### Written instruction
Skip every picture and transcribe the remaining material exactly.

(Items listed in a dataset)
=====

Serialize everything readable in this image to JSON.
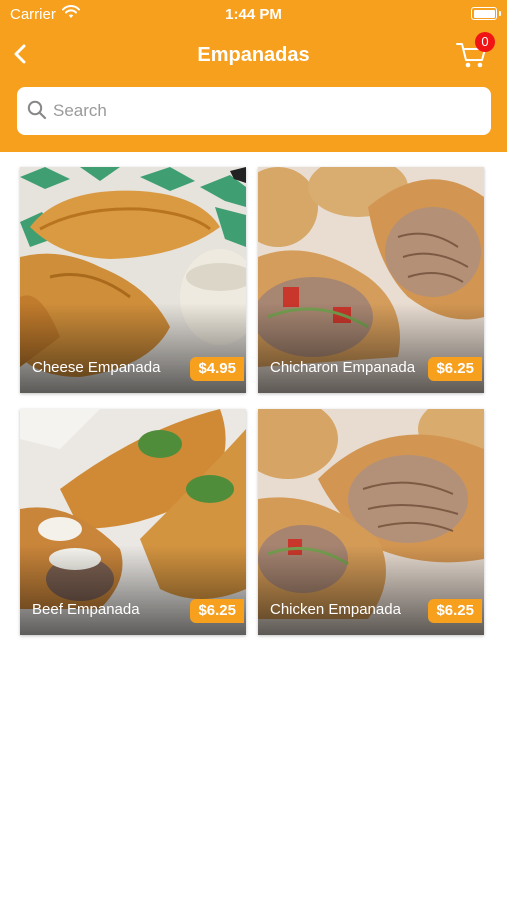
{
  "status_bar": {
    "carrier": "Carrier",
    "time": "1:44 PM"
  },
  "nav": {
    "title": "Empanadas",
    "cart_count": "0"
  },
  "search": {
    "placeholder": "Search",
    "value": ""
  },
  "colors": {
    "brand": "#F7A01E",
    "badge_red": "#F01414"
  },
  "icons": {
    "back": "chevron-left-icon",
    "cart": "shopping-cart-icon",
    "search": "magnifier-icon",
    "wifi": "wifi-icon",
    "battery": "battery-icon"
  },
  "products": [
    {
      "name": "Cheese Empanada",
      "price": "$4.95"
    },
    {
      "name": "Chicharon Empanada",
      "price": "$6.25"
    },
    {
      "name": "Beef Empanada",
      "price": "$6.25"
    },
    {
      "name": "Chicken Empanada",
      "price": "$6.25"
    }
  ]
}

=====

### Exercise output
Serialize everything readable in this image to JSON.
{
  "status_bar": {
    "carrier": "Carrier",
    "time": "1:44 PM"
  },
  "nav": {
    "title": "Empanadas",
    "cart_count": "0"
  },
  "search": {
    "placeholder": "Search",
    "value": ""
  },
  "colors": {
    "brand": "#F7A01E",
    "badge_red": "#F01414"
  },
  "icons": {
    "back": "chevron-left-icon",
    "cart": "shopping-cart-icon",
    "search": "magnifier-icon",
    "wifi": "wifi-icon",
    "battery": "battery-icon"
  },
  "products": [
    {
      "name": "Cheese Empanada",
      "price": "$4.95"
    },
    {
      "name": "Chicharon Empanada",
      "price": "$6.25"
    },
    {
      "name": "Beef Empanada",
      "price": "$6.25"
    },
    {
      "name": "Chicken Empanada",
      "price": "$6.25"
    }
  ]
}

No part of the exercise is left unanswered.